Stated goal: Exactly as written, retype the listing below, omitting the pictures.

Entries:
Start
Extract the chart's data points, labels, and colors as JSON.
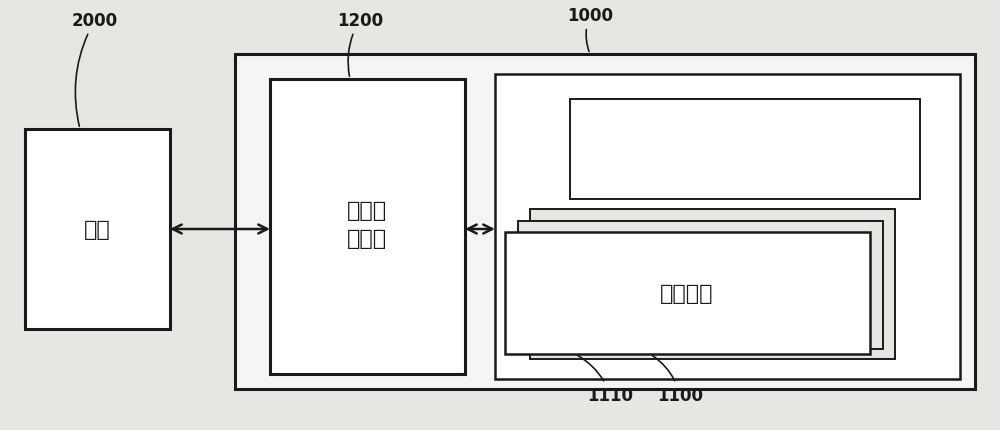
{
  "bg_color": "#e8e6e3",
  "line_color": "#1a1a1a",
  "box_fill": "#ffffff",
  "box_fill_light": "#f5f5f5",
  "label_2000": "2000",
  "label_1200": "1200",
  "label_1000": "1000",
  "label_1100": "1100",
  "label_1110": "1110",
  "text_host": "主机",
  "text_controller": "存储器\n控制器",
  "text_storage": "储存器件",
  "font_size_label": 12,
  "font_size_text": 16,
  "font_size_text_sm": 13
}
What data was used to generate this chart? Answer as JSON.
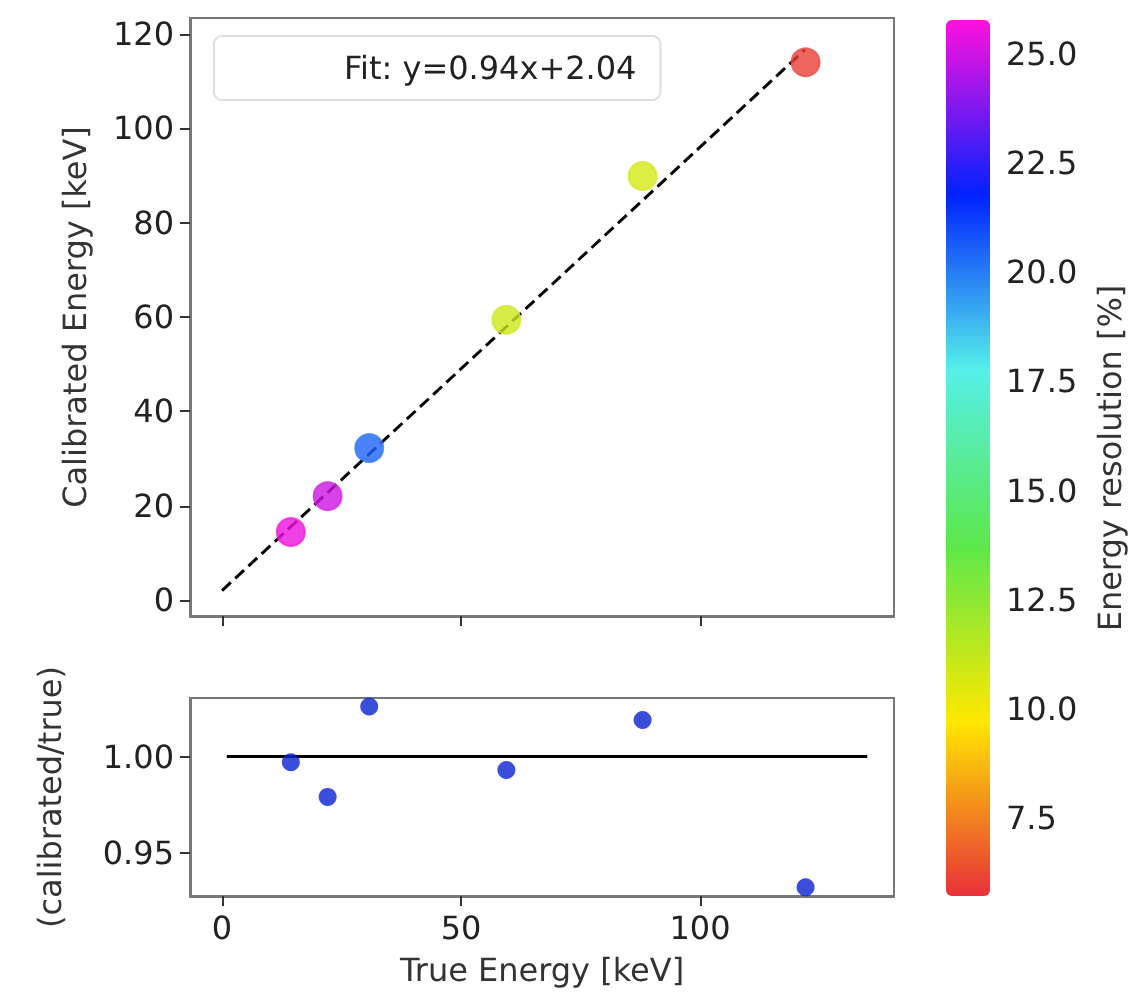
{
  "chart_data": [
    {
      "type": "scatter",
      "ylabel": "Calibrated Energy [keV]",
      "clabel": "Energy resolution [%]",
      "legend": "top left",
      "marker": "circle",
      "x": [
        14.4,
        22.1,
        30.8,
        59.5,
        88.0,
        122.1
      ],
      "series": [
        {
          "values": [
            14.4,
            22,
            32.2,
            59.4,
            89.9,
            114
          ],
          "cvalues": [
            25.5,
            25,
            20.5,
            11,
            10.8,
            6
          ],
          "colors": [
            "#f020d8",
            "#d030d8",
            "#3a7ef0",
            "#d0e830",
            "#d4e830",
            "#e85050"
          ]
        },
        {
          "type": "line",
          "name": "Fit: y=0.94x+2.04",
          "color": "#000000",
          "line_style": "dashed",
          "marker": "none",
          "x": [
            0,
            122
          ],
          "values": [
            2.0,
            116.7
          ]
        }
      ],
      "xlim": [
        -6.7,
        140.6
      ],
      "xticks": [
        {
          "value": 0,
          "label": null
        },
        {
          "value": 50,
          "label": null
        },
        {
          "value": 100,
          "label": null
        }
      ],
      "ylim": [
        -3.4,
        123.4
      ],
      "yticks": [
        0,
        20,
        40,
        60,
        80,
        100,
        120
      ],
      "clim": [
        5.71,
        25.78
      ],
      "cticks": [
        {
          "value": 7.5,
          "label": "7.5"
        },
        {
          "value": 10,
          "label": "10.0"
        },
        {
          "value": 12.5,
          "label": "12.5"
        },
        {
          "value": 15,
          "label": "15.0"
        },
        {
          "value": 17.5,
          "label": "17.5"
        },
        {
          "value": 20,
          "label": "20.0"
        },
        {
          "value": 22.5,
          "label": "22.5"
        },
        {
          "value": 25,
          "label": "25.0"
        }
      ],
      "tick_labels": "y",
      "grid": false
    },
    {
      "type": "scatter",
      "xlabel": "True Energy [keV]",
      "ylabel": "(calibrated/true)",
      "marker": "circle",
      "x": [
        14.4,
        22.1,
        30.8,
        59.5,
        88.0,
        122.1
      ],
      "series": [
        {
          "color": "#0a22d0",
          "values": [
            0.997,
            0.979,
            1.026,
            0.993,
            1.019,
            0.932
          ]
        },
        {
          "type": "line",
          "color": "#000000",
          "line_style": "solid",
          "marker": "none",
          "x": [
            1,
            135
          ],
          "values": [
            1,
            1
          ]
        }
      ],
      "xlim": [
        -6.7,
        140.6
      ],
      "xticks": [
        0,
        50,
        100
      ],
      "ylim": [
        0.9275,
        1.0304
      ],
      "yticks": [
        {
          "value": 0.95,
          "label": "0.95"
        },
        {
          "value": 1,
          "label": "1.00"
        }
      ],
      "grid": false
    }
  ]
}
End
Correct response:
Extract the chart's data points, labels, and colors as JSON.
{
  "bg_color": "#e8e6e3",
  "line_color": "#1a1a1a",
  "box_fill": "#ffffff",
  "box_fill_light": "#f5f5f5",
  "label_2000": "2000",
  "label_1200": "1200",
  "label_1000": "1000",
  "label_1100": "1100",
  "label_1110": "1110",
  "text_host": "主机",
  "text_controller": "存储器\n控制器",
  "text_storage": "储存器件",
  "font_size_label": 12,
  "font_size_text": 16,
  "font_size_text_sm": 13
}
What data was used to generate this chart? Answer as JSON.
{
  "chart_data": [
    {
      "type": "scatter",
      "ylabel": "Calibrated Energy [keV]",
      "clabel": "Energy resolution [%]",
      "legend": "top left",
      "marker": "circle",
      "x": [
        14.4,
        22.1,
        30.8,
        59.5,
        88.0,
        122.1
      ],
      "series": [
        {
          "values": [
            14.4,
            22,
            32.2,
            59.4,
            89.9,
            114
          ],
          "cvalues": [
            25.5,
            25,
            20.5,
            11,
            10.8,
            6
          ],
          "colors": [
            "#f020d8",
            "#d030d8",
            "#3a7ef0",
            "#d0e830",
            "#d4e830",
            "#e85050"
          ]
        },
        {
          "type": "line",
          "name": "Fit: y=0.94x+2.04",
          "color": "#000000",
          "line_style": "dashed",
          "marker": "none",
          "x": [
            0,
            122
          ],
          "values": [
            2.0,
            116.7
          ]
        }
      ],
      "xlim": [
        -6.7,
        140.6
      ],
      "xticks": [
        {
          "value": 0,
          "label": null
        },
        {
          "value": 50,
          "label": null
        },
        {
          "value": 100,
          "label": null
        }
      ],
      "ylim": [
        -3.4,
        123.4
      ],
      "yticks": [
        0,
        20,
        40,
        60,
        80,
        100,
        120
      ],
      "clim": [
        5.71,
        25.78
      ],
      "cticks": [
        {
          "value": 7.5,
          "label": "7.5"
        },
        {
          "value": 10,
          "label": "10.0"
        },
        {
          "value": 12.5,
          "label": "12.5"
        },
        {
          "value": 15,
          "label": "15.0"
        },
        {
          "value": 17.5,
          "label": "17.5"
        },
        {
          "value": 20,
          "label": "20.0"
        },
        {
          "value": 22.5,
          "label": "22.5"
        },
        {
          "value": 25,
          "label": "25.0"
        }
      ],
      "tick_labels": "y",
      "grid": false
    },
    {
      "type": "scatter",
      "xlabel": "True Energy [keV]",
      "ylabel": "(calibrated/true)",
      "marker": "circle",
      "x": [
        14.4,
        22.1,
        30.8,
        59.5,
        88.0,
        122.1
      ],
      "series": [
        {
          "color": "#0a22d0",
          "values": [
            0.997,
            0.979,
            1.026,
            0.993,
            1.019,
            0.932
          ]
        },
        {
          "type": "line",
          "color": "#000000",
          "line_style": "solid",
          "marker": "none",
          "x": [
            1,
            135
          ],
          "values": [
            1,
            1
          ]
        }
      ],
      "xlim": [
        -6.7,
        140.6
      ],
      "xticks": [
        0,
        50,
        100
      ],
      "ylim": [
        0.9275,
        1.0304
      ],
      "yticks": [
        {
          "value": 0.95,
          "label": "0.95"
        },
        {
          "value": 1,
          "label": "1.00"
        }
      ],
      "grid": false
    }
  ]
}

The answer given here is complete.